MATERIAL FOR THIS EXERCISE
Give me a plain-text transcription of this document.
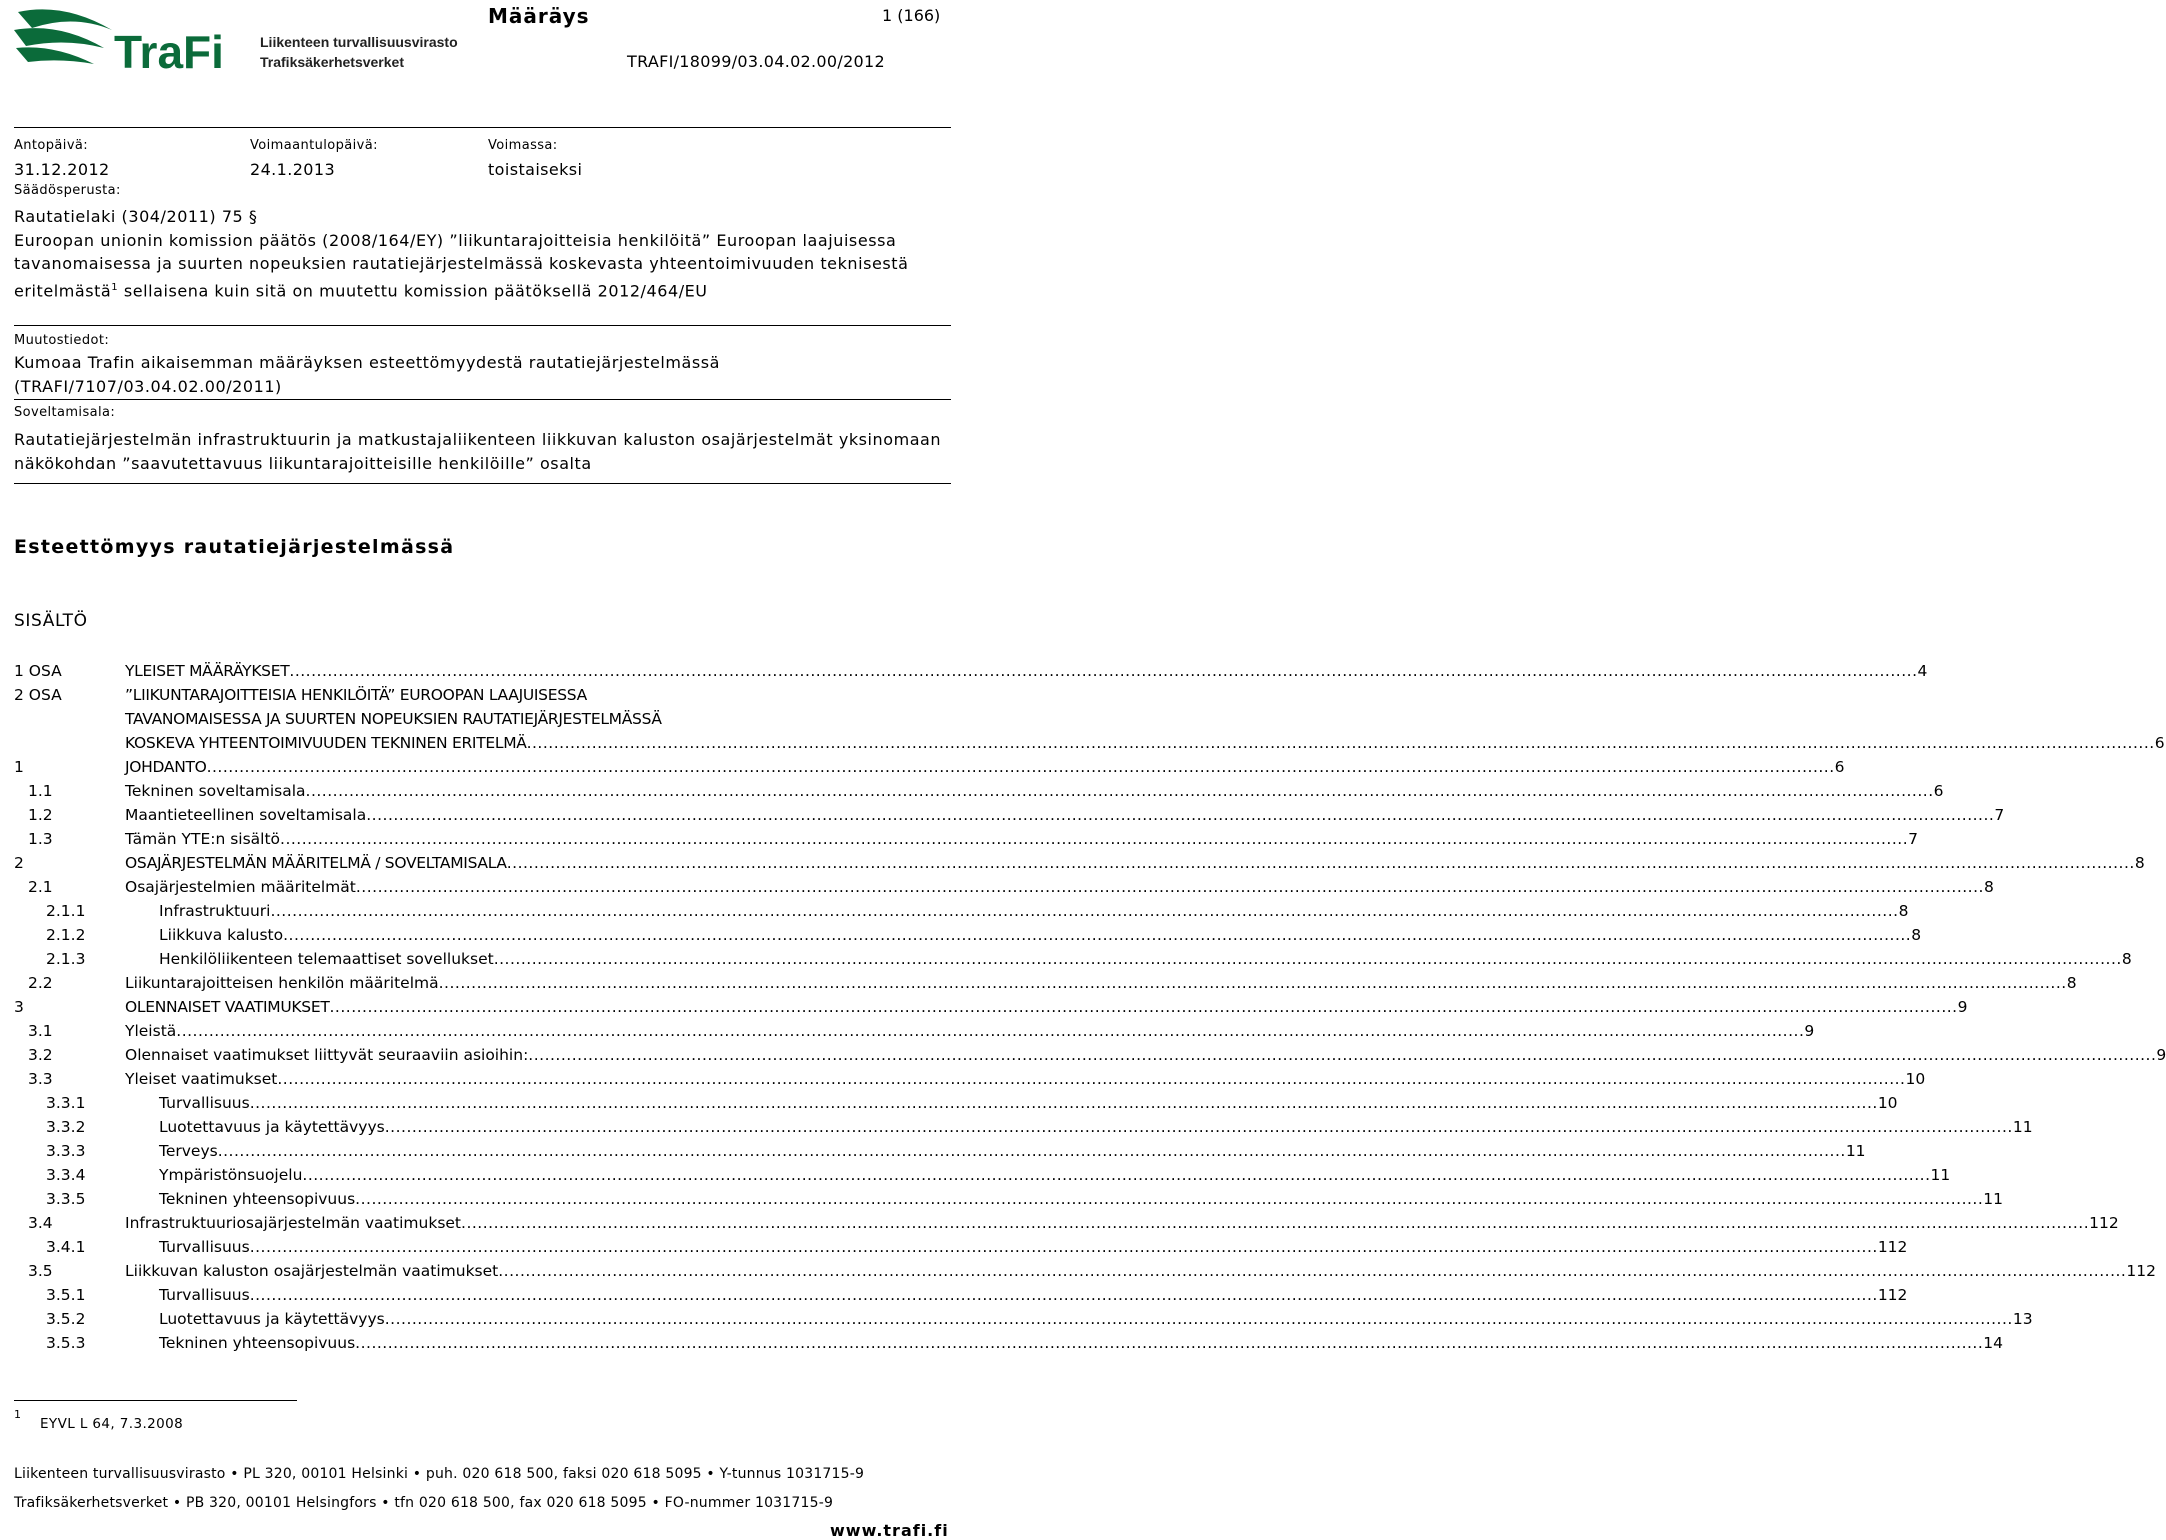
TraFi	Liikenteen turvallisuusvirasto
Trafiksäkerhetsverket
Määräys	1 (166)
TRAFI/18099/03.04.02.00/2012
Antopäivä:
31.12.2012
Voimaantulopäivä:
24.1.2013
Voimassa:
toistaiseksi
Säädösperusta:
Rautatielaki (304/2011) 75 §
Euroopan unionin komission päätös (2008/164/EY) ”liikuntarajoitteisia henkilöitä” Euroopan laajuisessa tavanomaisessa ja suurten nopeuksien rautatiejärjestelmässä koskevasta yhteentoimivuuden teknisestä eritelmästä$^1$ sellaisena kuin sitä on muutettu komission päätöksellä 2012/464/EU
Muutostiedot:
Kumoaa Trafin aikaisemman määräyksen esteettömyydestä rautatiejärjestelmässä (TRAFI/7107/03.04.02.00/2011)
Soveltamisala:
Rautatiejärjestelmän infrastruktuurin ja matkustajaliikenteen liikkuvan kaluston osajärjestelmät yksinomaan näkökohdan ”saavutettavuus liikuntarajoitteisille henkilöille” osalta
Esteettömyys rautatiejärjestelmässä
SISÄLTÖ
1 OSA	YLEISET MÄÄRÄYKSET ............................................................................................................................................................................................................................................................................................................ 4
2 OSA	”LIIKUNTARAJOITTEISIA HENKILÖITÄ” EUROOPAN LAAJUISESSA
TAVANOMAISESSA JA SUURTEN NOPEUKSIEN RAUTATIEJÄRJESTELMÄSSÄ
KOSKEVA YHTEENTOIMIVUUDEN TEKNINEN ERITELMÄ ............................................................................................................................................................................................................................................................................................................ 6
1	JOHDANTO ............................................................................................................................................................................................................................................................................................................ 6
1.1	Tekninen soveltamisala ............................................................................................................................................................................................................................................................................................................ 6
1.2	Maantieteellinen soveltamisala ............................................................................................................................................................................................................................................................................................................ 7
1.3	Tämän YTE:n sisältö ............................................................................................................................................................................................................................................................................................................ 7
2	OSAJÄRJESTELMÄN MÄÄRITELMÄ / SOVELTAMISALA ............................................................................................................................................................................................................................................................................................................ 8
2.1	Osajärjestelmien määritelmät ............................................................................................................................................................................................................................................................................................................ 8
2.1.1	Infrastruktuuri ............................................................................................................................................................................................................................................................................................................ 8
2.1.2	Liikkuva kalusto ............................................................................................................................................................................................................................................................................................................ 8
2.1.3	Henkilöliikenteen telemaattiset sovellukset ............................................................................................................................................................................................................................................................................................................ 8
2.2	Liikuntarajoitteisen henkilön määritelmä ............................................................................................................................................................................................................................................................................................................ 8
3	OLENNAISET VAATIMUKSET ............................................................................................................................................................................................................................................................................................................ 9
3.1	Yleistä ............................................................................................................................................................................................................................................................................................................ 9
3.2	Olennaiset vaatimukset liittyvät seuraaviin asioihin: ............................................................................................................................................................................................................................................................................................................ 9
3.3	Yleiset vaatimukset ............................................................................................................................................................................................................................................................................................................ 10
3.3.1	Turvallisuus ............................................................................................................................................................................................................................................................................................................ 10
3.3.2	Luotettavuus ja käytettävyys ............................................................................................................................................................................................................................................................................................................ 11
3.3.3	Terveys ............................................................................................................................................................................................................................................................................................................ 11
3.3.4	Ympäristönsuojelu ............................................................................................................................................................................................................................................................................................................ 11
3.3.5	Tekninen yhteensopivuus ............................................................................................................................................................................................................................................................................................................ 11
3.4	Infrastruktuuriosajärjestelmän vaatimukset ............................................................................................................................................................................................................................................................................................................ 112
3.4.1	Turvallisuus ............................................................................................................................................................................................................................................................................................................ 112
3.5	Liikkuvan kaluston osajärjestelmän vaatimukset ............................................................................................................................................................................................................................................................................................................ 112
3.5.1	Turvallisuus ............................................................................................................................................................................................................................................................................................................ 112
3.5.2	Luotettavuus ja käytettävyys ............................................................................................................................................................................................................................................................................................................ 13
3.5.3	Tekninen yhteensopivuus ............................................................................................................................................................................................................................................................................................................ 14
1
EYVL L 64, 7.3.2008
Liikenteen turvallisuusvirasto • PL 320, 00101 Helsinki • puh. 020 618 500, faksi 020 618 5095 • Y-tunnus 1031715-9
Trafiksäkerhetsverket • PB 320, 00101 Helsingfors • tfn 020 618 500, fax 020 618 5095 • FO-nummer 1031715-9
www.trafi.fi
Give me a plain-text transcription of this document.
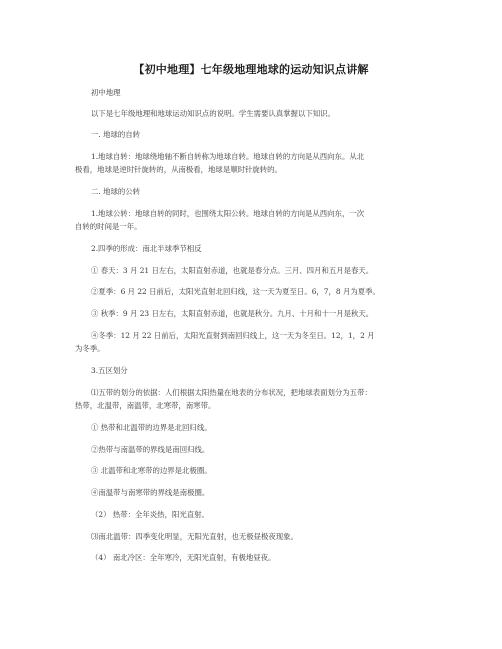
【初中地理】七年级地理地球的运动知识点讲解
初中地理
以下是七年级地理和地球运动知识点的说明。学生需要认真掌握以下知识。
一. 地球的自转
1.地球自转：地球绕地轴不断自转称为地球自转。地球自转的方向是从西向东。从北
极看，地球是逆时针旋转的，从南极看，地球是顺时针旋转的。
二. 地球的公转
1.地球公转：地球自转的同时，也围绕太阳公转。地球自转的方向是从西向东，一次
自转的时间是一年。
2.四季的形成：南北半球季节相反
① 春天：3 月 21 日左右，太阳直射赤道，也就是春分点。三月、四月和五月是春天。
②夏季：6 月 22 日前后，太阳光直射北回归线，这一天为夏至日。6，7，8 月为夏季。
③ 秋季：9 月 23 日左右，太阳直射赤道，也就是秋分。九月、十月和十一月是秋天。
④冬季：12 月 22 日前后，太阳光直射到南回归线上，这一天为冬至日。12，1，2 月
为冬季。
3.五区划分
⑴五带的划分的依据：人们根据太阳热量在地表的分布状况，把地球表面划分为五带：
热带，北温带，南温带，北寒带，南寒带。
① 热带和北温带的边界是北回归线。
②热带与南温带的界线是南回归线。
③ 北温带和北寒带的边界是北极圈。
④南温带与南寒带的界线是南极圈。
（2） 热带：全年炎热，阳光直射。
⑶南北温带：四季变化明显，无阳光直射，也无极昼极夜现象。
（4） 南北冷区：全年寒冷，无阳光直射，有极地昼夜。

OBJECTIVE
The records above must be transcribed exactly. Pictures are left out of the copy.

ANSWER FOR THIS EXERCISE
Give me a plain-text transcription of this document.
TraFi	Liikenteen turvallisuusvirasto
Trafiksäkerhetsverket
Määräys	1 (166)
TRAFI/18099/03.04.02.00/2012
Antopäivä:
31.12.2012
Voimaantulopäivä:
24.1.2013
Voimassa:
toistaiseksi
Säädösperusta:
Rautatielaki (304/2011) 75 §
Euroopan unionin komission päätös (2008/164/EY) ”liikuntarajoitteisia henkilöitä” Euroopan laajuisessa tavanomaisessa ja suurten nopeuksien rautatiejärjestelmässä koskevasta yhteentoimivuuden teknisestä eritelmästä$^1$ sellaisena kuin sitä on muutettu komission päätöksellä 2012/464/EU
Muutostiedot:
Kumoaa Trafin aikaisemman määräyksen esteettömyydestä rautatiejärjestelmässä (TRAFI/7107/03.04.02.00/2011)
Soveltamisala:
Rautatiejärjestelmän infrastruktuurin ja matkustajaliikenteen liikkuvan kaluston osajärjestelmät yksinomaan näkökohdan ”saavutettavuus liikuntarajoitteisille henkilöille” osalta
Esteettömyys rautatiejärjestelmässä
SISÄLTÖ
1 OSA	YLEISET MÄÄRÄYKSET ............................................................................................................................................................................................................................................................................................................ 4
2 OSA	”LIIKUNTARAJOITTEISIA HENKILÖITÄ” EUROOPAN LAAJUISESSA
TAVANOMAISESSA JA SUURTEN NOPEUKSIEN RAUTATIEJÄRJESTELMÄSSÄ
KOSKEVA YHTEENTOIMIVUUDEN TEKNINEN ERITELMÄ ............................................................................................................................................................................................................................................................................................................ 6
1	JOHDANTO ............................................................................................................................................................................................................................................................................................................ 6
1.1	Tekninen soveltamisala ............................................................................................................................................................................................................................................................................................................ 6
1.2	Maantieteellinen soveltamisala ............................................................................................................................................................................................................................................................................................................ 7
1.3	Tämän YTE:n sisältö ............................................................................................................................................................................................................................................................................................................ 7
2	OSAJÄRJESTELMÄN MÄÄRITELMÄ / SOVELTAMISALA ............................................................................................................................................................................................................................................................................................................ 8
2.1	Osajärjestelmien määritelmät ............................................................................................................................................................................................................................................................................................................ 8
2.1.1	Infrastruktuuri ............................................................................................................................................................................................................................................................................................................ 8
2.1.2	Liikkuva kalusto ............................................................................................................................................................................................................................................................................................................ 8
2.1.3	Henkilöliikenteen telemaattiset sovellukset ............................................................................................................................................................................................................................................................................................................ 8
2.2	Liikuntarajoitteisen henkilön määritelmä ............................................................................................................................................................................................................................................................................................................ 8
3	OLENNAISET VAATIMUKSET ............................................................................................................................................................................................................................................................................................................ 9
3.1	Yleistä ............................................................................................................................................................................................................................................................................................................ 9
3.2	Olennaiset vaatimukset liittyvät seuraaviin asioihin: ............................................................................................................................................................................................................................................................................................................ 9
3.3	Yleiset vaatimukset ............................................................................................................................................................................................................................................................................................................ 10
3.3.1	Turvallisuus ............................................................................................................................................................................................................................................................................................................ 10
3.3.2	Luotettavuus ja käytettävyys ............................................................................................................................................................................................................................................................................................................ 11
3.3.3	Terveys ............................................................................................................................................................................................................................................................................................................ 11
3.3.4	Ympäristönsuojelu ............................................................................................................................................................................................................................................................................................................ 11
3.3.5	Tekninen yhteensopivuus ............................................................................................................................................................................................................................................................................................................ 11
3.4	Infrastruktuuriosajärjestelmän vaatimukset ............................................................................................................................................................................................................................................................................................................ 112
3.4.1	Turvallisuus ............................................................................................................................................................................................................................................................................................................ 112
3.5	Liikkuvan kaluston osajärjestelmän vaatimukset ............................................................................................................................................................................................................................................................................................................ 112
3.5.1	Turvallisuus ............................................................................................................................................................................................................................................................................................................ 112
3.5.2	Luotettavuus ja käytettävyys ............................................................................................................................................................................................................................................................................................................ 13
3.5.3	Tekninen yhteensopivuus ............................................................................................................................................................................................................................................................................................................ 14
1
EYVL L 64, 7.3.2008
Liikenteen turvallisuusvirasto • PL 320, 00101 Helsinki • puh. 020 618 500, faksi 020 618 5095 • Y-tunnus 1031715-9
Trafiksäkerhetsverket • PB 320, 00101 Helsingfors • tfn 020 618 500, fax 020 618 5095 • FO-nummer 1031715-9
www.trafi.fi
Give me a plain-text transcription of this document.
【初中地理】七年级地理地球的运动知识点讲解
初中地理
以下是七年级地理和地球运动知识点的说明。学生需要认真掌握以下知识。
一. 地球的自转
1.地球自转：地球绕地轴不断自转称为地球自转。地球自转的方向是从西向东。从北
极看，地球是逆时针旋转的，从南极看，地球是顺时针旋转的。
二. 地球的公转
1.地球公转：地球自转的同时，也围绕太阳公转。地球自转的方向是从西向东，一次
自转的时间是一年。
2.四季的形成：南北半球季节相反
① 春天：3 月 21 日左右，太阳直射赤道，也就是春分点。三月、四月和五月是春天。
②夏季：6 月 22 日前后，太阳光直射北回归线，这一天为夏至日。6，7，8 月为夏季。
③ 秋季：9 月 23 日左右，太阳直射赤道，也就是秋分。九月、十月和十一月是秋天。
④冬季：12 月 22 日前后，太阳光直射到南回归线上，这一天为冬至日。12，1，2 月
为冬季。
3.五区划分
⑴五带的划分的依据：人们根据太阳热量在地表的分布状况，把地球表面划分为五带：
热带，北温带，南温带，北寒带，南寒带。
① 热带和北温带的边界是北回归线。
②热带与南温带的界线是南回归线。
③ 北温带和北寒带的边界是北极圈。
④南温带与南寒带的界线是南极圈。
（2） 热带：全年炎热，阳光直射。
⑶南北温带：四季变化明显，无阳光直射，也无极昼极夜现象。
（4） 南北冷区：全年寒冷，无阳光直射，有极地昼夜。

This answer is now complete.